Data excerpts
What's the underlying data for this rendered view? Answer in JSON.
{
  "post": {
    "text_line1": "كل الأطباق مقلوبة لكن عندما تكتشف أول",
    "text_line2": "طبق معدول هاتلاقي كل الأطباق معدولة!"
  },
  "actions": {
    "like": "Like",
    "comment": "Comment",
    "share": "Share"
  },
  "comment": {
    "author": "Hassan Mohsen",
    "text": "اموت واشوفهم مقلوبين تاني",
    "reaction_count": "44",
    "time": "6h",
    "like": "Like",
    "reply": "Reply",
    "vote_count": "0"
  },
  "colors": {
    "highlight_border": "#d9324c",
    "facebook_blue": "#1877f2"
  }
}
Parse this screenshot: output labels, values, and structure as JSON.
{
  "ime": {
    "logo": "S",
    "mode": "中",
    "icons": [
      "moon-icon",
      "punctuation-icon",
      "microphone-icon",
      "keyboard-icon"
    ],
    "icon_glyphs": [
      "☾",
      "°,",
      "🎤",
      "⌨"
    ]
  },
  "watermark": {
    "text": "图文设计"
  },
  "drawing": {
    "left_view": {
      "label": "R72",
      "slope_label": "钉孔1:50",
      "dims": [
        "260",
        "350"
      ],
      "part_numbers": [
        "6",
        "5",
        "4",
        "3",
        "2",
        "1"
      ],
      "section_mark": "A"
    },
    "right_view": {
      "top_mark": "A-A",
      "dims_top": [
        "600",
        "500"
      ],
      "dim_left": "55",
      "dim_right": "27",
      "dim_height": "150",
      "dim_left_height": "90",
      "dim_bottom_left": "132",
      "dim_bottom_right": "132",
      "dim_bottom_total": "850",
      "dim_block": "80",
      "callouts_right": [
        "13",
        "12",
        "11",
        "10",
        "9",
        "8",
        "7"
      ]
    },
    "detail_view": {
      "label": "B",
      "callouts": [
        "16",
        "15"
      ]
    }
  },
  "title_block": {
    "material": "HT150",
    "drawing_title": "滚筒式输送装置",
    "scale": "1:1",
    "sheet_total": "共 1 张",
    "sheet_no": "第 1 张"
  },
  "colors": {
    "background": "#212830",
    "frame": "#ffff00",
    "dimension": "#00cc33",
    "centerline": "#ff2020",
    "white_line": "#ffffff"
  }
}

## Task to complete
Repeat, exactly and only, the lines above from the one containing "Parse this screenshot: output" through the end of the material.

## Task output
Parse this screenshot: output labels, values, and structure as JSON.
{
  "ime": {
    "logo": "S",
    "mode": "中",
    "icons": [
      "moon-icon",
      "punctuation-icon",
      "microphone-icon",
      "keyboard-icon"
    ],
    "icon_glyphs": [
      "☾",
      "°,",
      "🎤",
      "⌨"
    ]
  },
  "watermark": {
    "text": "图文设计"
  },
  "drawing": {
    "left_view": {
      "label": "R72",
      "slope_label": "钉孔1:50",
      "dims": [
        "260",
        "350"
      ],
      "part_numbers": [
        "6",
        "5",
        "4",
        "3",
        "2",
        "1"
      ],
      "section_mark": "A"
    },
    "right_view": {
      "top_mark": "A-A",
      "dims_top": [
        "600",
        "500"
      ],
      "dim_left": "55",
      "dim_right": "27",
      "dim_height": "150",
      "dim_left_height": "90",
      "dim_bottom_left": "132",
      "dim_bottom_right": "132",
      "dim_bottom_total": "850",
      "dim_block": "80",
      "callouts_right": [
        "13",
        "12",
        "11",
        "10",
        "9",
        "8",
        "7"
      ]
    },
    "detail_view": {
      "label": "B",
      "callouts": [
        "16",
        "15"
      ]
    }
  },
  "title_block": {
    "material": "HT150",
    "drawing_title": "滚筒式输送装置",
    "scale": "1:1",
    "sheet_total": "共 1 张",
    "sheet_no": "第 1 张"
  },
  "colors": {
    "background": "#212830",
    "frame": "#ffff00",
    "dimension": "#00cc33",
    "centerline": "#ff2020",
    "white_line": "#ffffff"
  }
}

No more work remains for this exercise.